■ WRITTEN INSTRUCTION
Using the records that follow, copy every line containing the word "JSON".
** start RECORDS FOR THIS TASK **
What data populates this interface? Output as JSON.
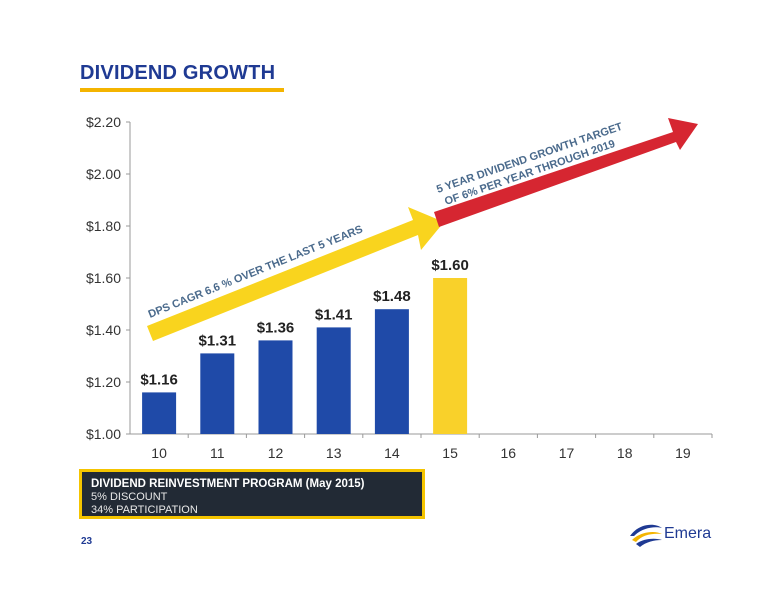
{
  "title": "DIVIDEND GROWTH",
  "colors": {
    "bar_blue": "#1f4aa8",
    "bar_highlight": "#f9d12a",
    "arrow_yellow": "#f9d41e",
    "arrow_red": "#d62631",
    "title_blue": "#1f3a93",
    "underline": "#f4b400"
  },
  "chart_data": {
    "type": "bar",
    "categories": [
      "10",
      "11",
      "12",
      "13",
      "14",
      "15",
      "16",
      "17",
      "18",
      "19"
    ],
    "values": [
      1.16,
      1.31,
      1.36,
      1.41,
      1.48,
      1.6,
      null,
      null,
      null,
      null
    ],
    "value_labels": [
      "$1.16",
      "$1.31",
      "$1.36",
      "$1.41",
      "$1.48",
      "$1.60",
      "",
      "",
      "",
      ""
    ],
    "highlight_index": 5,
    "ylim": [
      1.0,
      2.2
    ],
    "yticks": [
      1.0,
      1.2,
      1.4,
      1.6,
      1.8,
      2.0,
      2.2
    ],
    "ytick_labels": [
      "$1.00",
      "$1.20",
      "$1.40",
      "$1.60",
      "$1.80",
      "$2.00",
      "$2.20"
    ],
    "grid": false,
    "annotations": [
      {
        "text": "DPS CAGR 6.6 % OVER THE LAST 5 YEARS",
        "arrow_color": "yellow"
      },
      {
        "text_line1": "5 YEAR DIVIDEND GROWTH TARGET",
        "text_line2": "OF 6% PER YEAR THROUGH 2019",
        "arrow_color": "red"
      }
    ]
  },
  "program": {
    "title": "DIVIDEND REINVESTMENT PROGRAM (May 2015)",
    "line1": "5% DISCOUNT",
    "line2": "34% PARTICIPATION"
  },
  "page_number": "23",
  "logo_text": "Emera",
  "logo_icon": "emera-logo-icon"
}
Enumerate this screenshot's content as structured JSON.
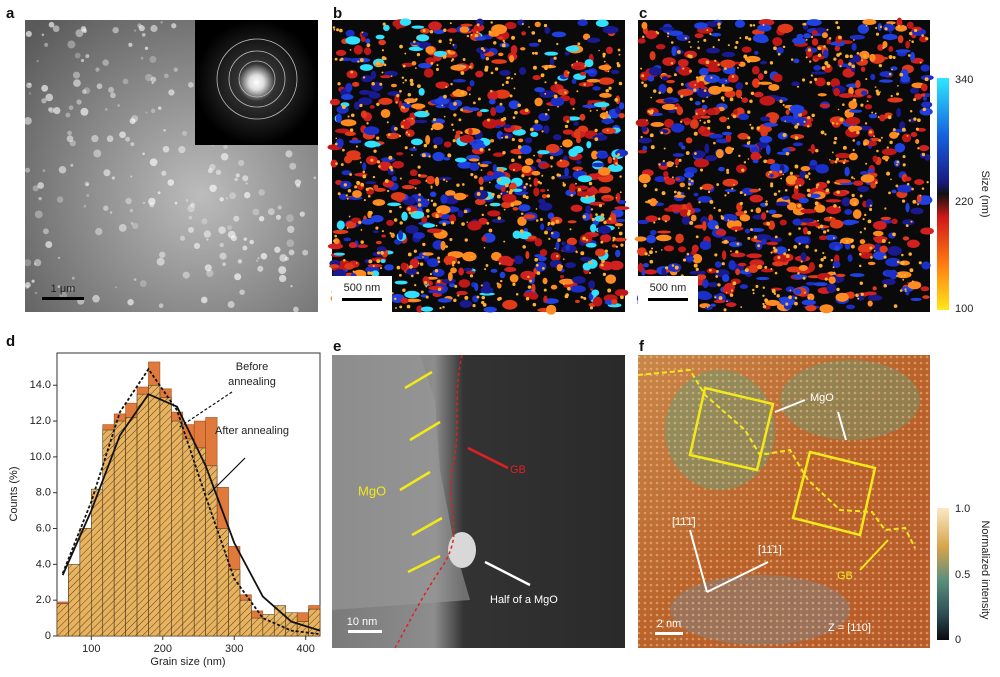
{
  "panels": {
    "a": {
      "letter": "a",
      "scale_bar": "1 μm"
    },
    "b": {
      "letter": "b",
      "scale_bar": "500 nm"
    },
    "c": {
      "letter": "c",
      "scale_bar": "500 nm",
      "colorbar": {
        "title": "Size (nm)",
        "ticks": [
          "340",
          "220",
          "100"
        ]
      }
    },
    "d": {
      "letter": "d"
    },
    "e": {
      "letter": "e",
      "mgo": "MgO",
      "gb": "GB",
      "half": "Half of a MgO",
      "scale_bar": "10 nm"
    },
    "f": {
      "letter": "f",
      "mgo": "MgO",
      "gb": "GB",
      "dir1": "[11̄1̄]",
      "dir2": "[11̄1]",
      "zone": "Z = [110]",
      "scale_bar": "2 nm",
      "colorbar": {
        "title": "Normalized intensity",
        "ticks": [
          "1.0",
          "0.5",
          "0"
        ]
      }
    }
  },
  "chart_data": {
    "type": "histogram",
    "x_label": "Grain size (nm)",
    "y_label": "Counts (%)",
    "bins": [
      52,
      68,
      84,
      100,
      116,
      132,
      148,
      164,
      180,
      196,
      212,
      228,
      244,
      260,
      276,
      292,
      308,
      324,
      340,
      356,
      372,
      388,
      404,
      420
    ],
    "series": [
      {
        "name": "Before annealing",
        "color": "#e07a3c",
        "values": [
          1.9,
          3.8,
          6.0,
          8.0,
          11.8,
          12.4,
          13.0,
          13.9,
          15.3,
          13.8,
          12.5,
          11.8,
          12.0,
          12.2,
          8.3,
          5.0,
          2.3,
          1.4,
          1.0,
          0.8,
          1.2,
          1.3,
          1.7
        ],
        "fit": [
          3.5,
          7.5,
          12.5,
          14.9,
          12.6,
          7.8,
          3.2,
          1.0,
          0.3,
          0.1
        ]
      },
      {
        "name": "After annealing",
        "color": "#e9b863",
        "values": [
          1.8,
          4.0,
          6.0,
          8.2,
          11.5,
          12.0,
          12.2,
          13.5,
          14.0,
          13.3,
          12.0,
          11.0,
          10.5,
          9.5,
          6.0,
          3.7,
          2.0,
          1.0,
          1.2,
          1.7,
          1.3,
          0.8,
          1.5
        ],
        "fit": [
          3.4,
          7.0,
          11.2,
          13.5,
          12.8,
          9.5,
          5.2,
          2.2,
          0.8,
          0.3
        ]
      }
    ],
    "fit_x": [
      60,
      100,
      140,
      180,
      220,
      260,
      300,
      340,
      380,
      420
    ],
    "xlim": [
      52,
      420
    ],
    "ylim": [
      0,
      15.8
    ],
    "xticks": [
      100,
      200,
      300,
      400
    ],
    "yticks": [
      0,
      {
        "value": 2,
        "label": "2.0"
      },
      {
        "value": 4,
        "label": "4.0"
      },
      {
        "value": 6,
        "label": "6.0"
      },
      {
        "value": 8,
        "label": "8.0"
      },
      {
        "value": 10,
        "label": "10.0"
      },
      {
        "value": 12,
        "label": "12.0"
      },
      {
        "value": 14,
        "label": "14.0"
      }
    ]
  }
}
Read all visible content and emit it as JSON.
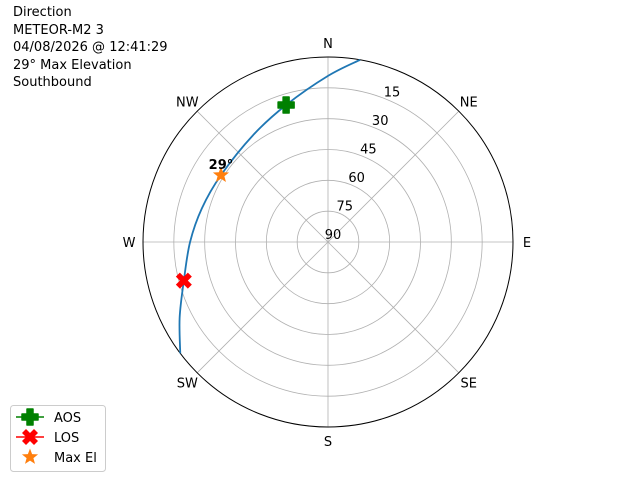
{
  "info": {
    "lines": [
      "Direction",
      "METEOR-M2 3",
      "04/08/2026 @ 12:41:29",
      "29° Max Elevation",
      "Southbound"
    ]
  },
  "chart_data": {
    "type": "polar",
    "theta_direction": "clockwise",
    "theta_zero": "N",
    "compass_labels": [
      {
        "label": "N",
        "az": 0
      },
      {
        "label": "NE",
        "az": 45
      },
      {
        "label": "E",
        "az": 90
      },
      {
        "label": "SE",
        "az": 135
      },
      {
        "label": "S",
        "az": 180
      },
      {
        "label": "SW",
        "az": 225
      },
      {
        "label": "W",
        "az": 270
      },
      {
        "label": "NW",
        "az": 315
      }
    ],
    "radial_axis": "elevation",
    "radial_range": [
      90,
      0
    ],
    "radial_ticks": [
      "15",
      "30",
      "45",
      "60",
      "75",
      "90"
    ],
    "radial_tick_values": [
      15,
      30,
      45,
      60,
      75,
      90
    ],
    "grid": true,
    "track": {
      "color": "#1f77b4",
      "points": [
        [
          10,
          0
        ],
        [
          0,
          9.2
        ],
        [
          343,
          20.3
        ],
        [
          325,
          26.5
        ],
        [
          302,
          28.6
        ],
        [
          285,
          26.5
        ],
        [
          270,
          22.9
        ],
        [
          255,
          17.4
        ],
        [
          243,
          9
        ],
        [
          233,
          0
        ]
      ]
    },
    "markers": [
      {
        "name": "AOS",
        "az": 343,
        "el": 20.3,
        "color": "#008000",
        "shape": "plus"
      },
      {
        "name": "LOS",
        "az": 255,
        "el": 17.4,
        "color": "#ff0000",
        "shape": "x"
      },
      {
        "name": "Max El",
        "az": 302,
        "el": 28.6,
        "color": "#ff7f0e",
        "shape": "star"
      }
    ],
    "annotations": [
      {
        "text": "29°",
        "az": 302,
        "el": 28.6
      }
    ],
    "legend": {
      "placement": "bottom-left",
      "entries": [
        "AOS",
        "LOS",
        "Max El"
      ]
    }
  }
}
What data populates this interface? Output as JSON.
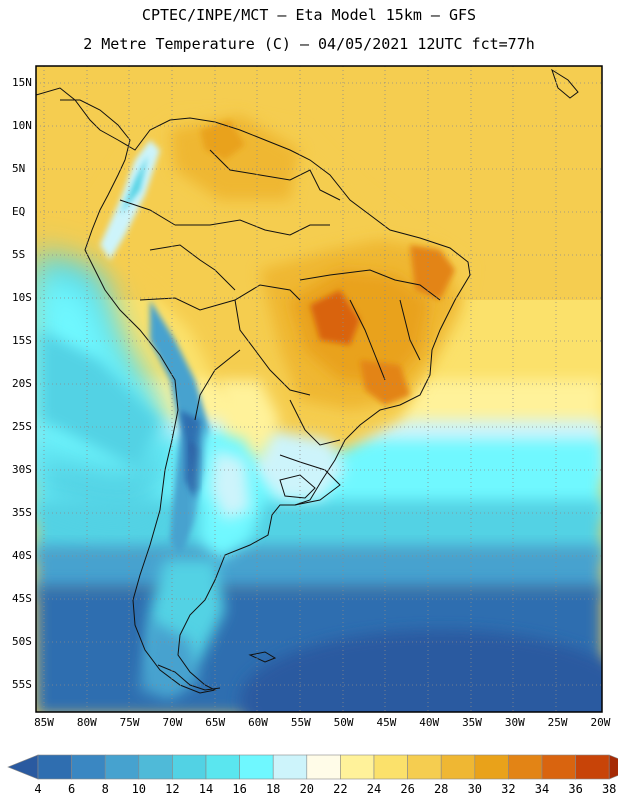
{
  "header": {
    "line1": "CPTEC/INPE/MCT –  Eta Model 15km – GFS",
    "line2": "2 Metre Temperature (C) – 04/05/2021 12UTC fct=77h"
  },
  "axes": {
    "lat_labels": [
      "15N",
      "10N",
      "5N",
      "EQ",
      "5S",
      "10S",
      "15S",
      "20S",
      "25S",
      "30S",
      "35S",
      "40S",
      "45S",
      "50S",
      "55S"
    ],
    "lon_labels": [
      "85W",
      "80W",
      "75W",
      "70W",
      "65W",
      "60W",
      "55W",
      "50W",
      "45W",
      "40W",
      "35W",
      "30W",
      "25W",
      "20W"
    ]
  },
  "colorbar": {
    "labels": [
      "4",
      "6",
      "8",
      "10",
      "12",
      "14",
      "16",
      "18",
      "20",
      "22",
      "24",
      "26",
      "28",
      "30",
      "32",
      "34",
      "36",
      "38"
    ],
    "colors": [
      "#2a5aa0",
      "#2f6eb0",
      "#3a87c2",
      "#46a2cf",
      "#4fbad8",
      "#52d2e4",
      "#5ae6ef",
      "#6ff8ff",
      "#cdf4fb",
      "#fffce8",
      "#fff29a",
      "#fbe16b",
      "#f5cd50",
      "#efb733",
      "#e9a21a",
      "#e38415",
      "#d9640f",
      "#c84408",
      "#a52a05"
    ]
  }
}
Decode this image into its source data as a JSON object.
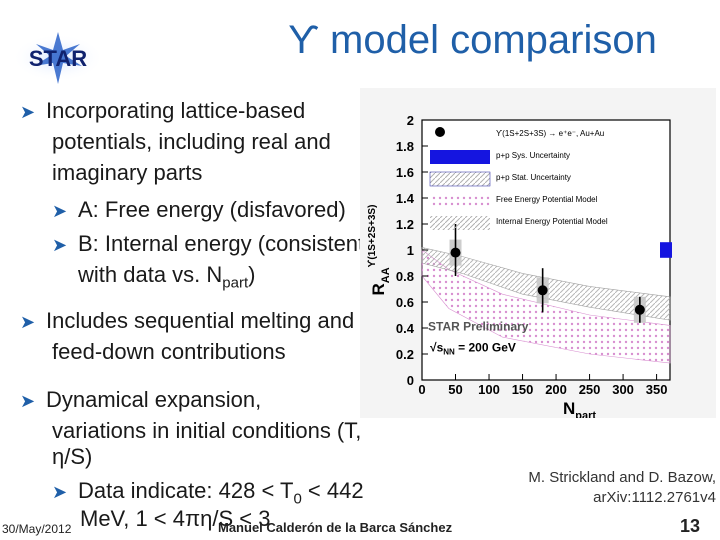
{
  "title": "ϒ model comparison",
  "logo": "STAR",
  "bullets": {
    "b1_l1": "Incorporating lattice-based",
    "b1_l2": "potentials, including real and",
    "b1_l3": "imaginary parts",
    "b1a": "A: Free energy (disfavored)",
    "b1b_l1": "B: Internal energy (consistent",
    "b1b_l2_pre": "with data vs. N",
    "b1b_l2_sub": "part",
    "b1b_l2_post": ")",
    "b2_l1": "Includes sequential melting and",
    "b2_l2": "feed-down contributions",
    "b3_l1": "Dynamical expansion,",
    "b3_l2": "variations in initial conditions (T,",
    "b3_l3": "η/S)",
    "b3a_l1_pre": "Data indicate: 428 < T",
    "b3a_l1_sub": "0",
    "b3a_l1_post": " < 442",
    "b3a_l2": "MeV,  1 < 4πη/S < 3"
  },
  "citation": {
    "line1": "M. Strickland and D. Bazow,",
    "line2": "arXiv:1112.2761v4"
  },
  "footer": {
    "date": "30/May/2012",
    "author": "Manuel Calderón de la Barca Sánchez",
    "page": "13"
  },
  "chart_data": {
    "type": "scatter",
    "xlabel_main": "N",
    "xlabel_sub": "part",
    "ylabel": "R",
    "ylabel_sub": "AA",
    "ylabel_super": "ϒ(1S+2S+3S)",
    "xlim": [
      0,
      370
    ],
    "ylim": [
      0,
      2
    ],
    "xticks": [
      "0",
      "50",
      "100",
      "150",
      "200",
      "250",
      "300",
      "350"
    ],
    "yticks": [
      "0",
      "0.2",
      "0.4",
      "0.6",
      "0.8",
      "1",
      "1.2",
      "1.4",
      "1.6",
      "1.8",
      "2"
    ],
    "legend": [
      "ϒ(1S+2S+3S) → e⁺e⁻, Au+Au",
      "p+p Sys. Uncertainty",
      "p+p Stat. Uncertainty",
      "Free Energy Potential Model",
      "Internal Energy Potential Model"
    ],
    "annotation_prelim": "STAR Preliminary",
    "annotation_energy": "√s",
    "annotation_energy_sub": "NN",
    "annotation_energy_post": " = 200 GeV",
    "points": [
      {
        "x": 50,
        "y": 0.98,
        "ylo": 0.8,
        "yhi": 1.2
      },
      {
        "x": 180,
        "y": 0.69,
        "ylo": 0.52,
        "yhi": 0.86
      },
      {
        "x": 325,
        "y": 0.54,
        "ylo": 0.44,
        "yhi": 0.64
      }
    ],
    "colors": {
      "point": "#000000",
      "sys_box": "#1515e0",
      "free_band": "#d88fd0",
      "internal_band": "#b0b0b0"
    }
  }
}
** end RECORDS FOR THIS TASK **
■ RESPONSE BELOW
What data populates this interface? Output as JSON.
Enumerate this screenshot's content as structured JSON.
Read all visible content and emit it as JSON.
What data populates this interface? Output as JSON.
Decode this image into its source data as a JSON object.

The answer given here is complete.